* [SHORT TASK]
What follows is a block of records; reproduce all of it verbatim.

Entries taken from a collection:
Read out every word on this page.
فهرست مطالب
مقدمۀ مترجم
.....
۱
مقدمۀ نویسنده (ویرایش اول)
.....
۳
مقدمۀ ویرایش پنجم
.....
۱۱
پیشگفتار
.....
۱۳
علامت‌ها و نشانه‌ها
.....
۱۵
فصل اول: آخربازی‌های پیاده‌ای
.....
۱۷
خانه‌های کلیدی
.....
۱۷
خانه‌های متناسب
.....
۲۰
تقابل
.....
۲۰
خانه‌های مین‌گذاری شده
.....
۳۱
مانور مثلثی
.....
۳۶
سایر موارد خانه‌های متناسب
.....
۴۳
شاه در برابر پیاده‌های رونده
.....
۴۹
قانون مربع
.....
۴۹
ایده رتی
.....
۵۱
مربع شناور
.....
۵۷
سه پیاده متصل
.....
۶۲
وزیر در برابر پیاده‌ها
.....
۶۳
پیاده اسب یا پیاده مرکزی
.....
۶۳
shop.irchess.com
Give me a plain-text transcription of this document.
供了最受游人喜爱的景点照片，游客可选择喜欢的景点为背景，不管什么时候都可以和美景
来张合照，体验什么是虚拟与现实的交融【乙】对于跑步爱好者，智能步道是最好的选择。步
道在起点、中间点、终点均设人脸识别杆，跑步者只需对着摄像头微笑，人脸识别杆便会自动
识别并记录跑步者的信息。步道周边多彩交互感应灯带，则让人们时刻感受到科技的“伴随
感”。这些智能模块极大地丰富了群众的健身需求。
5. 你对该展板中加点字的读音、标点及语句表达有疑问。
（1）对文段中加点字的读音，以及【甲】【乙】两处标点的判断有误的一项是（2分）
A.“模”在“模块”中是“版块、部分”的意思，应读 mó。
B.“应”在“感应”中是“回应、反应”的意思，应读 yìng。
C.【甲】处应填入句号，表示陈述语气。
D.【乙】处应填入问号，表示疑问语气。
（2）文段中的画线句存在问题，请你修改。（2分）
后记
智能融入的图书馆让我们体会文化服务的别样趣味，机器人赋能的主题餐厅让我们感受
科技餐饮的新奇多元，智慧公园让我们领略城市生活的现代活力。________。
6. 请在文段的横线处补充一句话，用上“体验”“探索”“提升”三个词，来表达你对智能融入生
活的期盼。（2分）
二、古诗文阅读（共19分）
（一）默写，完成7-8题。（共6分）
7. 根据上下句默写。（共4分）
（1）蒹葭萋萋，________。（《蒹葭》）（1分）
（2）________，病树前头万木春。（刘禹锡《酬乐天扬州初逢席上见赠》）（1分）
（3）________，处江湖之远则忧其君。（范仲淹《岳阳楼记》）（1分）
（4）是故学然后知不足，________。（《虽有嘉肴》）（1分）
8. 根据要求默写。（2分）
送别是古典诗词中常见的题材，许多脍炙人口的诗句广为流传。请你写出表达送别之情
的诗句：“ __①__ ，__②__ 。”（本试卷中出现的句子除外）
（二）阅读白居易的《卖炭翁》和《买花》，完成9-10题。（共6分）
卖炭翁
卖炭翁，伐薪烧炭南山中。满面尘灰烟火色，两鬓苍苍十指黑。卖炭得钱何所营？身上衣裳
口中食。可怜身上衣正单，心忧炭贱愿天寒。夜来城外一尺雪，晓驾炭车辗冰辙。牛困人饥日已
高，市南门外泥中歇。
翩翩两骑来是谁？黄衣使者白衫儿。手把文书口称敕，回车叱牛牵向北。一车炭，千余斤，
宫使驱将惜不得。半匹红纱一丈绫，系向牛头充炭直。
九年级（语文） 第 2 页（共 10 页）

* [RESULT FOR THIS EXERCISE]
Read out every word on this page.
فهرست مطالب
مقدمۀ مترجم
.....
۱
مقدمۀ نویسنده (ویرایش اول)
.....
۳
مقدمۀ ویرایش پنجم
.....
۱۱
پیشگفتار
.....
۱۳
علامت‌ها و نشانه‌ها
.....
۱۵
فصل اول: آخربازی‌های پیاده‌ای
.....
۱۷
خانه‌های کلیدی
.....
۱۷
خانه‌های متناسب
.....
۲۰
تقابل
.....
۲۰
خانه‌های مین‌گذاری شده
.....
۳۱
مانور مثلثی
.....
۳۶
سایر موارد خانه‌های متناسب
.....
۴۳
شاه در برابر پیاده‌های رونده
.....
۴۹
قانون مربع
.....
۴۹
ایده رتی
.....
۵۱
مربع شناور
.....
۵۷
سه پیاده متصل
.....
۶۲
وزیر در برابر پیاده‌ها
.....
۶۳
پیاده اسب یا پیاده مرکزی
.....
۶۳
shop.irchess.com
Give me a plain-text transcription of this document.
供了最受游人喜爱的景点照片，游客可选择喜欢的景点为背景，不管什么时候都可以和美景
来张合照，体验什么是虚拟与现实的交融【乙】对于跑步爱好者，智能步道是最好的选择。步
道在起点、中间点、终点均设人脸识别杆，跑步者只需对着摄像头微笑，人脸识别杆便会自动
识别并记录跑步者的信息。步道周边多彩交互感应灯带，则让人们时刻感受到科技的“伴随
感”。这些智能模块极大地丰富了群众的健身需求。
5. 你对该展板中加点字的读音、标点及语句表达有疑问。
（1）对文段中加点字的读音，以及【甲】【乙】两处标点的判断有误的一项是（2分）
A.“模”在“模块”中是“版块、部分”的意思，应读 mó。
B.“应”在“感应”中是“回应、反应”的意思，应读 yìng。
C.【甲】处应填入句号，表示陈述语气。
D.【乙】处应填入问号，表示疑问语气。
（2）文段中的画线句存在问题，请你修改。（2分）
后记
智能融入的图书馆让我们体会文化服务的别样趣味，机器人赋能的主题餐厅让我们感受
科技餐饮的新奇多元，智慧公园让我们领略城市生活的现代活力。________。
6. 请在文段的横线处补充一句话，用上“体验”“探索”“提升”三个词，来表达你对智能融入生
活的期盼。（2分）
二、古诗文阅读（共19分）
（一）默写，完成7-8题。（共6分）
7. 根据上下句默写。（共4分）
（1）蒹葭萋萋，________。（《蒹葭》）（1分）
（2）________，病树前头万木春。（刘禹锡《酬乐天扬州初逢席上见赠》）（1分）
（3）________，处江湖之远则忧其君。（范仲淹《岳阳楼记》）（1分）
（4）是故学然后知不足，________。（《虽有嘉肴》）（1分）
8. 根据要求默写。（2分）
送别是古典诗词中常见的题材，许多脍炙人口的诗句广为流传。请你写出表达送别之情
的诗句：“ __①__ ，__②__ 。”（本试卷中出现的句子除外）
（二）阅读白居易的《卖炭翁》和《买花》，完成9-10题。（共6分）
卖炭翁
卖炭翁，伐薪烧炭南山中。满面尘灰烟火色，两鬓苍苍十指黑。卖炭得钱何所营？身上衣裳
口中食。可怜身上衣正单，心忧炭贱愿天寒。夜来城外一尺雪，晓驾炭车辗冰辙。牛困人饥日已
高，市南门外泥中歇。
翩翩两骑来是谁？黄衣使者白衫儿。手把文书口称敕，回车叱牛牵向北。一车炭，千余斤，
宫使驱将惜不得。半匹红纱一丈绫，系向牛头充炭直。
九年级（语文） 第 2 页（共 10 页）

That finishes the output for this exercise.